===== Supplied records =====

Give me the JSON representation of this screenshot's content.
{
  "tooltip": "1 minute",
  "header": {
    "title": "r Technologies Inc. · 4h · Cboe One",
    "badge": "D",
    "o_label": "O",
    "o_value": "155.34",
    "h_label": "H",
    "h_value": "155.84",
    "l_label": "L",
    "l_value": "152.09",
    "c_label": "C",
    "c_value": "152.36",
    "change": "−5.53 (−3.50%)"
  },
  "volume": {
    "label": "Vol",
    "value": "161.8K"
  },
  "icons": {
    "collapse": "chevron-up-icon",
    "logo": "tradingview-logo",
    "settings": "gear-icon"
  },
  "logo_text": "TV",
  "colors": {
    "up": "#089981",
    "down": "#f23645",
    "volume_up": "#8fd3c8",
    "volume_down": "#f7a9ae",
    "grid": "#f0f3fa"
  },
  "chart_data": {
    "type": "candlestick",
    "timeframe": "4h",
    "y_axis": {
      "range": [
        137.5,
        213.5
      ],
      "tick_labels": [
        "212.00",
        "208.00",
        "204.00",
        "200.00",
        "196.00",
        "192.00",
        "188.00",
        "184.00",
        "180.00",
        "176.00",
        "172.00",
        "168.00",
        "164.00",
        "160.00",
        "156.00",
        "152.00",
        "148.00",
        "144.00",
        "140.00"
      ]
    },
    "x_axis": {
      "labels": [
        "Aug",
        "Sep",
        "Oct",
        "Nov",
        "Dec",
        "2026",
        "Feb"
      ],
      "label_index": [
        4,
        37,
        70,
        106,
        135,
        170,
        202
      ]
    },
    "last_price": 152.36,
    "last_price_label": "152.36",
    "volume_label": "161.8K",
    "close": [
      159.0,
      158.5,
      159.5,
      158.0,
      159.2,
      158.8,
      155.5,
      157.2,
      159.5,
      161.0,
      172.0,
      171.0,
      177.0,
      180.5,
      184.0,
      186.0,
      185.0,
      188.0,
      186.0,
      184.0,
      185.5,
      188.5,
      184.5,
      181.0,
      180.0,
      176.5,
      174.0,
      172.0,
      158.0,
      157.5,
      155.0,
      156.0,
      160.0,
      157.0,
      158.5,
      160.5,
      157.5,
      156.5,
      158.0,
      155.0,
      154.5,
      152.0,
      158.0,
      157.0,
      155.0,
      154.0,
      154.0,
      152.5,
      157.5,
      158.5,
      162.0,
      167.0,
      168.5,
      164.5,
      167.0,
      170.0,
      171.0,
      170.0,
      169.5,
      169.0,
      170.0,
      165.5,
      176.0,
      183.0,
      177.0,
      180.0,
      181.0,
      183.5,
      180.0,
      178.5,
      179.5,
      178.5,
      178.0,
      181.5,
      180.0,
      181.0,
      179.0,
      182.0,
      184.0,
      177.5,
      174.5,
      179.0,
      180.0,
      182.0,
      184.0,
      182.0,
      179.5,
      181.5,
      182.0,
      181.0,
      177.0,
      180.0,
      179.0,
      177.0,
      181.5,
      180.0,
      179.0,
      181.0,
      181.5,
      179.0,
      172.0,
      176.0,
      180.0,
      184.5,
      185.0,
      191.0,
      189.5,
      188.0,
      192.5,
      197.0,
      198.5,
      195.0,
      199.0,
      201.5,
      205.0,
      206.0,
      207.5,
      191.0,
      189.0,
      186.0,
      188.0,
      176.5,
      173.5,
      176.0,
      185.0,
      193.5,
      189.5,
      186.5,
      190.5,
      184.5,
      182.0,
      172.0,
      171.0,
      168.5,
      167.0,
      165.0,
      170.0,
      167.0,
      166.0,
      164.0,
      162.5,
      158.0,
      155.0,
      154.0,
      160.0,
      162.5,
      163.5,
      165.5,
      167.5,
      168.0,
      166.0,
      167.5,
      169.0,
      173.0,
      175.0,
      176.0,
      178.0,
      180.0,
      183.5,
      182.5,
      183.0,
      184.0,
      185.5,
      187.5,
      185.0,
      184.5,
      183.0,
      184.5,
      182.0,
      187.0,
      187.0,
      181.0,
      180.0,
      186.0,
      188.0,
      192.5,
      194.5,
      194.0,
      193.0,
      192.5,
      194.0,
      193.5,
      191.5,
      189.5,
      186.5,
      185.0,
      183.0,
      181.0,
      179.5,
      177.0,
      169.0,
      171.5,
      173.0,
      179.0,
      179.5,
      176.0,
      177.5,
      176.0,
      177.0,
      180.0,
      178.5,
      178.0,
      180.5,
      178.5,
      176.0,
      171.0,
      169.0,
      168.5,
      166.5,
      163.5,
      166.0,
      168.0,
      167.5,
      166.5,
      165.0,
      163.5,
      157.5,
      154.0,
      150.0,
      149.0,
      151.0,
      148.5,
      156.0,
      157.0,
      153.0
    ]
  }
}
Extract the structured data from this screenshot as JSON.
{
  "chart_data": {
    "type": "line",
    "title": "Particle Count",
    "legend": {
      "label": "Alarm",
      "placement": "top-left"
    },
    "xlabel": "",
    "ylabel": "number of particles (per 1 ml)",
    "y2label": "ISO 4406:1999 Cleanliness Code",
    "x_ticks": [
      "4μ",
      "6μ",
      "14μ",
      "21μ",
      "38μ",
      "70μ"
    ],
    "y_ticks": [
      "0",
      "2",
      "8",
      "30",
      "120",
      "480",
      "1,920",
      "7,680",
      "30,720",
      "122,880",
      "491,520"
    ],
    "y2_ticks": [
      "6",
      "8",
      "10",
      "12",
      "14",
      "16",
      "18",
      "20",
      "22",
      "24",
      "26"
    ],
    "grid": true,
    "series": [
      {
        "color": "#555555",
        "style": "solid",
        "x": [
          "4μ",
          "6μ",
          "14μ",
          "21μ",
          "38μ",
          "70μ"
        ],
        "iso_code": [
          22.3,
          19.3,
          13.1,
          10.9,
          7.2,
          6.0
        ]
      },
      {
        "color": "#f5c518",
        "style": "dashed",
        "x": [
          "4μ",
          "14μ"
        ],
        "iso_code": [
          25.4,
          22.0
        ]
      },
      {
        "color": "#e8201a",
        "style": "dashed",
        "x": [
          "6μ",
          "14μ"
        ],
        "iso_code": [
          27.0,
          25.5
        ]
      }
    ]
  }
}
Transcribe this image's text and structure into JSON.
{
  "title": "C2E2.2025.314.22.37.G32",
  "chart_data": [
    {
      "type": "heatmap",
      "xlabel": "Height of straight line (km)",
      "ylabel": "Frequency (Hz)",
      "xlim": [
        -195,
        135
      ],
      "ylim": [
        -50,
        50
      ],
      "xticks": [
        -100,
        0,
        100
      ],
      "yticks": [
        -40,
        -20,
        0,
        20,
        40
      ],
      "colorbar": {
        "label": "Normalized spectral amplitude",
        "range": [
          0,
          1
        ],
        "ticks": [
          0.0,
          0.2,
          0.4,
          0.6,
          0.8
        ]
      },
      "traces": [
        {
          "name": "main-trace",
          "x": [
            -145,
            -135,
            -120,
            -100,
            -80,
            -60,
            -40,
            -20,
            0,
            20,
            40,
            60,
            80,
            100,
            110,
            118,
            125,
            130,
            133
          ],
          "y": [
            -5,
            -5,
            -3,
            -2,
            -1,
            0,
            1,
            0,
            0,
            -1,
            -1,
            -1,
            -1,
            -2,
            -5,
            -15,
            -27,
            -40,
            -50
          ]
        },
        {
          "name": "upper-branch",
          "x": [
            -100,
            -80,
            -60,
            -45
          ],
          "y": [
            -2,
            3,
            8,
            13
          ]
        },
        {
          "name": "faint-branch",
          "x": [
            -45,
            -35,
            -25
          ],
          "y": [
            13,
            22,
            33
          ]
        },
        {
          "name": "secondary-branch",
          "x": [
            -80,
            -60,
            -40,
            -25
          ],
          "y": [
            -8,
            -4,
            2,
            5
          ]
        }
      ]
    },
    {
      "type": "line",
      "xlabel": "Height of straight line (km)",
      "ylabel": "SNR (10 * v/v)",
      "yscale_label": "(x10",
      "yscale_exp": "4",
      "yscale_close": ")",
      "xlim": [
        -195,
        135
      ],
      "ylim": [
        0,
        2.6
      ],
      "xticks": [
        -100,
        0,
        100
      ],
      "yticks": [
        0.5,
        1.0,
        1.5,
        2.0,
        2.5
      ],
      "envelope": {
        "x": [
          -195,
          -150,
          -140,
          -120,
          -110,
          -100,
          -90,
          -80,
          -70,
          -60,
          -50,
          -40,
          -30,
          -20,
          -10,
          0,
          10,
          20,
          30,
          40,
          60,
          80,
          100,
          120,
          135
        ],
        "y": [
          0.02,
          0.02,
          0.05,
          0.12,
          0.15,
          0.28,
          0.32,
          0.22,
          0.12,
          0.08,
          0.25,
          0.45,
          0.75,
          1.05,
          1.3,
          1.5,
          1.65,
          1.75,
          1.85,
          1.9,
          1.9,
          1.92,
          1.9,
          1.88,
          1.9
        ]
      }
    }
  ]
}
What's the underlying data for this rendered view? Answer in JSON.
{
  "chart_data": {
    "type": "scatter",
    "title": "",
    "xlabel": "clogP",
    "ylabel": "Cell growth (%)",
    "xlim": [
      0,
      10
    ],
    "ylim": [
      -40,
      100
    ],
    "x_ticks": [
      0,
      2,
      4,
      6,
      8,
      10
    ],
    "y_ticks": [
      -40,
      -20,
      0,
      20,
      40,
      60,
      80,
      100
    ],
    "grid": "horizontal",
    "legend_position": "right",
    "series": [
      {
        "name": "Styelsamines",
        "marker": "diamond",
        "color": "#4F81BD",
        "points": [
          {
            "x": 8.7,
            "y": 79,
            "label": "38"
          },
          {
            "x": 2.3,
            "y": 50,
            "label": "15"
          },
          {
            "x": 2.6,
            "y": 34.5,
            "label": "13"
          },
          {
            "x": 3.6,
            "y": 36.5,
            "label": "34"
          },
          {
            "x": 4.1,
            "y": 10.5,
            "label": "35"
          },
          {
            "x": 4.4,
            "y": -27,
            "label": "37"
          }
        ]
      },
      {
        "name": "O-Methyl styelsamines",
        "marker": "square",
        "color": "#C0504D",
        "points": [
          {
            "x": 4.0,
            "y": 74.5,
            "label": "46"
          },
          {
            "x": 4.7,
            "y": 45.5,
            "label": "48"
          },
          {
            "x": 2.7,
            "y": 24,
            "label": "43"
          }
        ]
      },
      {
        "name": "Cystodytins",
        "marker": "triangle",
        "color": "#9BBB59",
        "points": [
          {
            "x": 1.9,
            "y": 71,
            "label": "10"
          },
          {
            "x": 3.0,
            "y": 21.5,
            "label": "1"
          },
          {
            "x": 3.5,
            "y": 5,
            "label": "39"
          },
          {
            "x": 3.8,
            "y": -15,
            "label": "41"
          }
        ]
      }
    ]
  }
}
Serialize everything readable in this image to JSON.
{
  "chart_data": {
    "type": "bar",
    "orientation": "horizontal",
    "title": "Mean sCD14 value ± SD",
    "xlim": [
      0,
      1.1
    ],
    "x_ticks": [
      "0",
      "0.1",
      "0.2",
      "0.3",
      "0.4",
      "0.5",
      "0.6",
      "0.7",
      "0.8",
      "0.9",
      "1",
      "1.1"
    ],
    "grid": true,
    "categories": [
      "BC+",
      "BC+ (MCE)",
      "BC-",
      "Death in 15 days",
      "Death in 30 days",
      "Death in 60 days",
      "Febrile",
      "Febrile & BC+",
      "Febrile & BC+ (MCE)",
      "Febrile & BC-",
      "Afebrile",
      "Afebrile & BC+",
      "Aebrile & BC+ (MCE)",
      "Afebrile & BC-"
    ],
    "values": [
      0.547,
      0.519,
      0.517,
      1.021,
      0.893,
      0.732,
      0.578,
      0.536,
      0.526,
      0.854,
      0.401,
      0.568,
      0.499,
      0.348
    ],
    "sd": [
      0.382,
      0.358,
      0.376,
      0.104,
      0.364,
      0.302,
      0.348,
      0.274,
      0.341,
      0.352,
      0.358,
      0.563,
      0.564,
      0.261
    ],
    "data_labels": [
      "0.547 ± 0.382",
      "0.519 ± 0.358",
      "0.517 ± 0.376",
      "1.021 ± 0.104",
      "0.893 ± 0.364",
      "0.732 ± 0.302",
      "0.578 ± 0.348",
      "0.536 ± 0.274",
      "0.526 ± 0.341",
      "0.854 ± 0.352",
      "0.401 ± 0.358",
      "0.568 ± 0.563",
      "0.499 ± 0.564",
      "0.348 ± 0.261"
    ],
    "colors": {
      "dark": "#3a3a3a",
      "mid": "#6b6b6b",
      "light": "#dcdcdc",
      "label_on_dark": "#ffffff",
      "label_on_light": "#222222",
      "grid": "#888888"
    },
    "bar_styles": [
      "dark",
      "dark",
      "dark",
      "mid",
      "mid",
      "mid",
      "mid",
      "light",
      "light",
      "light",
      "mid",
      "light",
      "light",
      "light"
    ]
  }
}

=====

→ Problem:
Looking back at the lines above, state how many contain the word "screenshot", and supply nothing besides the number.

→ The output:
2